* Objective *
Filter these entries so that only lines with the word "relative" remain.

Data entries for graphics
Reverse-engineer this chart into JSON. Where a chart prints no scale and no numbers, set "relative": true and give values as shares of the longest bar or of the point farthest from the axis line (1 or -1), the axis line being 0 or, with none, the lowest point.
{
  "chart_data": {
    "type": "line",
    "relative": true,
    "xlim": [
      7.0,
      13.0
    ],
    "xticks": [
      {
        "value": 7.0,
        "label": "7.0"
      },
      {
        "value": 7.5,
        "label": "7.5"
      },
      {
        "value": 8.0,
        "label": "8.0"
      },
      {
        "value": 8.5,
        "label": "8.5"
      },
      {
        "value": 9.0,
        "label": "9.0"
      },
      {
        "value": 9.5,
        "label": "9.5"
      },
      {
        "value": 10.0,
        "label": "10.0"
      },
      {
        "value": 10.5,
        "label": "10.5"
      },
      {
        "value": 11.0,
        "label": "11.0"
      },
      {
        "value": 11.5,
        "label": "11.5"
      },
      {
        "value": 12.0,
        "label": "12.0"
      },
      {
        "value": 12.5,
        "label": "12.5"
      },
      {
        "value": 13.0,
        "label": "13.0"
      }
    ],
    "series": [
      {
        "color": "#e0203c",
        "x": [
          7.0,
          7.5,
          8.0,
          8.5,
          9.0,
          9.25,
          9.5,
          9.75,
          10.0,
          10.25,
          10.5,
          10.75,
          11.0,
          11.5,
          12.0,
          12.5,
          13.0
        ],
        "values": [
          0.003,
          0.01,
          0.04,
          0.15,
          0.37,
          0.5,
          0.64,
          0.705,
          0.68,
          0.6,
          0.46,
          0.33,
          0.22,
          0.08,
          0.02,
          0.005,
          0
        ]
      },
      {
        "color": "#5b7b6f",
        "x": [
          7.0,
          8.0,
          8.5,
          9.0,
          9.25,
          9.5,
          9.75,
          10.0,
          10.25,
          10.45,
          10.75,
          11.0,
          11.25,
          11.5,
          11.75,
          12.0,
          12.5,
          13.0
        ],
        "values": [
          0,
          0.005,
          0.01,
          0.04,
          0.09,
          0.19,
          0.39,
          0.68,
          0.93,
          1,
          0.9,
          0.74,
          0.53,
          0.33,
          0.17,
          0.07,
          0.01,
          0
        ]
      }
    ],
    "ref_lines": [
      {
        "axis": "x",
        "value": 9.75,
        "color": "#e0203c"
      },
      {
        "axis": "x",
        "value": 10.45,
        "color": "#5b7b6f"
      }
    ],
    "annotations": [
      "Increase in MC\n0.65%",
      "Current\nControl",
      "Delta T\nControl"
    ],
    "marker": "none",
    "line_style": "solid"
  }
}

* Exercise result *
Reverse-engineer this chart into JSON. Where a chart prints no scale and no numbers, set "relative": true and give values as shares of the longest bar or of the point farthest from the axis line (1 or -1), the axis line being 0 or, with none, the lowest point.
    "relative": true,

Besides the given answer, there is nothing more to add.